## WHAT YOU WILL DO
Pick out each line of the records that includes the string "Internet", and copy it.

## INPUT
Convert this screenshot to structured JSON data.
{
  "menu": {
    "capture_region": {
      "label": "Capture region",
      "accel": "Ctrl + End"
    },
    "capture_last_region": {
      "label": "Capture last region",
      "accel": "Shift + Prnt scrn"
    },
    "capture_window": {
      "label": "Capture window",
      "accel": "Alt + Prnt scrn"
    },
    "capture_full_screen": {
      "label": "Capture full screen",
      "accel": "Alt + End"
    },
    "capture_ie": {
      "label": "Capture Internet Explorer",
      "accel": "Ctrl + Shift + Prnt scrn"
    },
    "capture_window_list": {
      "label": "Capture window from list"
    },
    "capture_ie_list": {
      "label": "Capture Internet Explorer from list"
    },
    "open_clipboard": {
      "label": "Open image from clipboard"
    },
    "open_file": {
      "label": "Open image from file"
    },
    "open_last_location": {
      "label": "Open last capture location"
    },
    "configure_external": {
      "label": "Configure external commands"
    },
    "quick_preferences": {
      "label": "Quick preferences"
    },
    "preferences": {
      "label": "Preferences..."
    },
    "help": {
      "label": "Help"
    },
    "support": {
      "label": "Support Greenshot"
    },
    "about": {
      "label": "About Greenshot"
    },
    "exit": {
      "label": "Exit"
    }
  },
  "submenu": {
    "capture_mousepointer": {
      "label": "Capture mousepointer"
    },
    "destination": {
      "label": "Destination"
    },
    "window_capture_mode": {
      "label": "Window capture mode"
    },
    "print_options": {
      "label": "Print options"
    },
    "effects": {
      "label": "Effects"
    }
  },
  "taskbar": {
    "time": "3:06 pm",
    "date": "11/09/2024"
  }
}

## COMPLETE OUTPUT
      "label": "Capture Internet Explorer",
      "label": "Capture Internet Explorer from list"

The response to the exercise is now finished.